▶ STATED PROBLEM
Your task is to copy the listing exactly, with the pictures left out.

▶ THE RECORDS
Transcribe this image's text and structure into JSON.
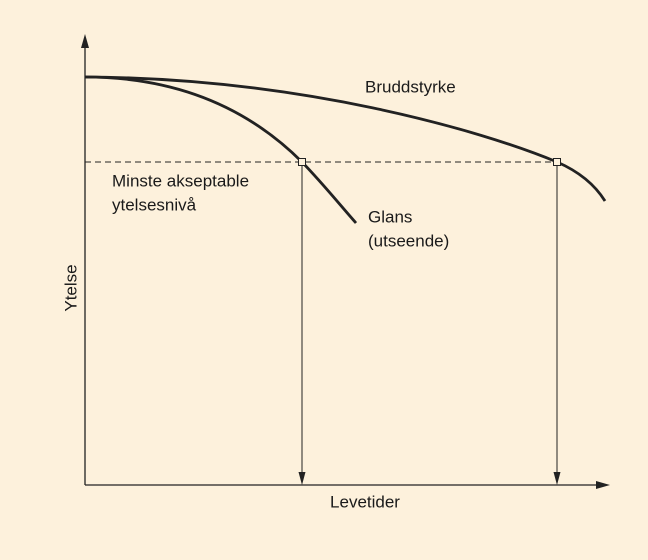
{
  "axes": {
    "y_label": "Ytelse",
    "x_label": "Levetider"
  },
  "curves": [
    {
      "label": "Bruddstyrke"
    },
    {
      "label_lines": [
        "Glans",
        "(utseende)"
      ]
    }
  ],
  "threshold": {
    "label_lines": [
      "Minste akseptable",
      "ytelsesnivå"
    ]
  }
}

▶ WRITTEN SOLUTION
Transcribe this image's text and structure into JSON.
{
  "axes": {
    "y_label": "Ytelse",
    "x_label": "Levetider"
  },
  "curves": [
    {
      "label": "Bruddstyrke"
    },
    {
      "label_lines": [
        "Glans",
        "(utseende)"
      ]
    }
  ],
  "threshold": {
    "label_lines": [
      "Minste akseptable",
      "ytelsesnivå"
    ]
  }
}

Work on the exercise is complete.